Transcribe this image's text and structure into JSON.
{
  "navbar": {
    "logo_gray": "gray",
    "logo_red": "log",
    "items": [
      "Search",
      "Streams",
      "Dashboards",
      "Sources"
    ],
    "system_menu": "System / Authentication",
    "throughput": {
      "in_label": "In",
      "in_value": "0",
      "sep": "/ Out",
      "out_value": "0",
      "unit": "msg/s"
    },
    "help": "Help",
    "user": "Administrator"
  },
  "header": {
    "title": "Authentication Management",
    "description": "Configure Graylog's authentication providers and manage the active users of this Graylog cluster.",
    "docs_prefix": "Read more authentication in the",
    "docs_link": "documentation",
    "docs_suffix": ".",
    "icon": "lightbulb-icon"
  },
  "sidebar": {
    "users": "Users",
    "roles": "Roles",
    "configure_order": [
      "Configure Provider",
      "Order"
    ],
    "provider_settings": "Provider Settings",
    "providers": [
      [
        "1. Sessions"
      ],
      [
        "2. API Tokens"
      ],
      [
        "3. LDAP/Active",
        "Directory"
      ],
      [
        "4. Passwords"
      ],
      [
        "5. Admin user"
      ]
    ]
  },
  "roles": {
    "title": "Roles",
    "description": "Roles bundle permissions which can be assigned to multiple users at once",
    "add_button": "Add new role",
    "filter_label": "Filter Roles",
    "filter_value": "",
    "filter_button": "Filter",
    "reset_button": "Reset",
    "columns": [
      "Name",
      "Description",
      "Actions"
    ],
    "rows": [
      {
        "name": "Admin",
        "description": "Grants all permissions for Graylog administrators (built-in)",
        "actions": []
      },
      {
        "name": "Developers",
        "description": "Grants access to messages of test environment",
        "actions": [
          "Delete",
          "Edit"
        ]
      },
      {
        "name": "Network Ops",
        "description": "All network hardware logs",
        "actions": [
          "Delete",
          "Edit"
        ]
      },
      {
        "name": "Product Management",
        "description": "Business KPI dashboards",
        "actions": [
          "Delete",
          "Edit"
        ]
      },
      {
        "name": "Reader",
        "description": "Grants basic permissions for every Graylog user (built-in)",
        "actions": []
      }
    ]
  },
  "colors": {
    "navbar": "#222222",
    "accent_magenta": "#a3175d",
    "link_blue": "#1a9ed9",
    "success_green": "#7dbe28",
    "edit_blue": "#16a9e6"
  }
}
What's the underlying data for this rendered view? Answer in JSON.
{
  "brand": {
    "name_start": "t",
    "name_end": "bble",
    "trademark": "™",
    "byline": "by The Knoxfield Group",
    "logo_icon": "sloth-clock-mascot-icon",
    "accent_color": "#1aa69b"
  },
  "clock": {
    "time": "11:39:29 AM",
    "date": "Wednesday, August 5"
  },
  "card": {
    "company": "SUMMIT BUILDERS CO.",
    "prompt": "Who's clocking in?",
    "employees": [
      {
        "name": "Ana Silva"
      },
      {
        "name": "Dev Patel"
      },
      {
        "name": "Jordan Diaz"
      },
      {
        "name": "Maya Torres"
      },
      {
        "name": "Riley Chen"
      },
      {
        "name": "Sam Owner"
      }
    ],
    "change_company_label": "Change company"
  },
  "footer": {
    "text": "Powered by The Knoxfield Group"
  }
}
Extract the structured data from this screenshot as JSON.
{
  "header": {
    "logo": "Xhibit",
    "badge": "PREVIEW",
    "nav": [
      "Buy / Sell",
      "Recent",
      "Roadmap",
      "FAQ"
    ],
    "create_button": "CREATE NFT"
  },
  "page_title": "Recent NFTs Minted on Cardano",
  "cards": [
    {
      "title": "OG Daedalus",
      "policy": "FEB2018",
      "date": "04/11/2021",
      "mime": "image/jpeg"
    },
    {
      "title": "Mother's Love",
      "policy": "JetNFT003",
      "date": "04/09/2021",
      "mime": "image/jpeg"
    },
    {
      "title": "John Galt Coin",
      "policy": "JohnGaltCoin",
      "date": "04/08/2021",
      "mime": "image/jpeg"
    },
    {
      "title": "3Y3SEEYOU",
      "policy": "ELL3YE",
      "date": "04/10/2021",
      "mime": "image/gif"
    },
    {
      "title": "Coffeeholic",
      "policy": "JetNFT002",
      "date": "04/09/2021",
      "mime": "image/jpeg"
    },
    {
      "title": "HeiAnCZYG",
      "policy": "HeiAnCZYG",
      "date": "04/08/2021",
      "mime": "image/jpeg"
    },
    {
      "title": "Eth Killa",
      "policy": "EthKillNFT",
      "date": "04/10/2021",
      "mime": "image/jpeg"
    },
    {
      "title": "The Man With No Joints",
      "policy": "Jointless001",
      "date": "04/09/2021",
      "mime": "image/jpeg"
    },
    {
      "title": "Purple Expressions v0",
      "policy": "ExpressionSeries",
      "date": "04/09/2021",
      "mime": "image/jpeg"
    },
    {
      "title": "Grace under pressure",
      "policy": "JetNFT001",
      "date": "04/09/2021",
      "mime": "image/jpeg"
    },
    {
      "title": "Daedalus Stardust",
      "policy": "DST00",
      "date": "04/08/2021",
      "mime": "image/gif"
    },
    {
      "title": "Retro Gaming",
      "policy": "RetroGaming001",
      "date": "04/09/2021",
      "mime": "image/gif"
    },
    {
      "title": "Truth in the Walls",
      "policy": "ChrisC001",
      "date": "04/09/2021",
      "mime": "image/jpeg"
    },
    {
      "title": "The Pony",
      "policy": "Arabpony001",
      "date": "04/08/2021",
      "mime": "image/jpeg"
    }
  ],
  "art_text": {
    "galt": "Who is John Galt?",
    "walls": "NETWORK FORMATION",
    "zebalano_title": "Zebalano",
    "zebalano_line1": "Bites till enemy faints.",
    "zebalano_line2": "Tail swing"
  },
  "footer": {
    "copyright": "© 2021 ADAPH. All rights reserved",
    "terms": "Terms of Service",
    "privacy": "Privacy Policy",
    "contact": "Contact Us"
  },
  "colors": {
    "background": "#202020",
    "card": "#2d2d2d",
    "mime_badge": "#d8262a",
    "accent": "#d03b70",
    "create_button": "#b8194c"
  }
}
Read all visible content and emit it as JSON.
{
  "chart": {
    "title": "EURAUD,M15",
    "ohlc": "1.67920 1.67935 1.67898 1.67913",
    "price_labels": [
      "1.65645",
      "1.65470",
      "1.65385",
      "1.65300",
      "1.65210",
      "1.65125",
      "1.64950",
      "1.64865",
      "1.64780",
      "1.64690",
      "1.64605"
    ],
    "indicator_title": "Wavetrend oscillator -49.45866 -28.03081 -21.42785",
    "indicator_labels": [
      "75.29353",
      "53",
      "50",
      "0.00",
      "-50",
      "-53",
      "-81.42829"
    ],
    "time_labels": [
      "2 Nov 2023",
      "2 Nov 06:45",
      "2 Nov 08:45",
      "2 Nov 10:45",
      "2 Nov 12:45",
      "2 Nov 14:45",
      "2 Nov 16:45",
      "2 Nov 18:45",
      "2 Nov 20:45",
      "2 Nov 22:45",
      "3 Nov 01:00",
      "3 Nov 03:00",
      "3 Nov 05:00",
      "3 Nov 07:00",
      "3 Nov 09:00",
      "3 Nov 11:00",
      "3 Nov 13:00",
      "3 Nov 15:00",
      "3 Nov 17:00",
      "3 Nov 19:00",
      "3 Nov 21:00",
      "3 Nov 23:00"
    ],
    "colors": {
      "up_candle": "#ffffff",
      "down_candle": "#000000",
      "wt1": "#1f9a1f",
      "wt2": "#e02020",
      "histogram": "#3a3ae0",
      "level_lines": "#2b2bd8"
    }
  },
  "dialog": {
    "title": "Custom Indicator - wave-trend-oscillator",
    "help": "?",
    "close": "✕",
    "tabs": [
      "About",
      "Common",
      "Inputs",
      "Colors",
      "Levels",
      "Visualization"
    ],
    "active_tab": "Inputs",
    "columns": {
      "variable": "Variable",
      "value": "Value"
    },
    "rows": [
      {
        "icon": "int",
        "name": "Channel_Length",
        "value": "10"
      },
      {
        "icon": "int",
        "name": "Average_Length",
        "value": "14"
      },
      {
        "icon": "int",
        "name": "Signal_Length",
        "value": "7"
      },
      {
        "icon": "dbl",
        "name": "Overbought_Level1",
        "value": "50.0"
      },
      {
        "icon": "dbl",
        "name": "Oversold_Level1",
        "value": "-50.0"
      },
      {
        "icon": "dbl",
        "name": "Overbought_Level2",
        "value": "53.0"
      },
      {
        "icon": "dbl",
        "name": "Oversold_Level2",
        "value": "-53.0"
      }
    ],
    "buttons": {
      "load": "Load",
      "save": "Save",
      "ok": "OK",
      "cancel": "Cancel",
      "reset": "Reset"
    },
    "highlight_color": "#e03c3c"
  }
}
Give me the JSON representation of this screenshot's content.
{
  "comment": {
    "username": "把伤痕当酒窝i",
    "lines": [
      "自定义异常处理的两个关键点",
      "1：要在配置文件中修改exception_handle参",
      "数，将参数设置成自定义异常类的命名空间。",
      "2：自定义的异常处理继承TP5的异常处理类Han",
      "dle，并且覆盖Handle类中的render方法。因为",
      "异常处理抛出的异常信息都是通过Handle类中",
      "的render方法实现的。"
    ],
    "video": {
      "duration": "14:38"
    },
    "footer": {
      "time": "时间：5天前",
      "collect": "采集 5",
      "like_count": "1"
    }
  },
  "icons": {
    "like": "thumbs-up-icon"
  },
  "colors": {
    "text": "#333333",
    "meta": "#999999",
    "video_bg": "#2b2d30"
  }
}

#### CHALLENGE
Read the entries and select each line where the word "this" is found.

#### EXPECTED ANSWER
Transcribe this image's text and structure into JSON.
    "description": "Configure Graylog's authentication providers and manage the active users of this Graylog cluster.",
What's the underlying data for this rendered view? Answer in JSON.
Extract the structured data from this screenshot as JSON.
Give me the JSON representation of this screenshot's content.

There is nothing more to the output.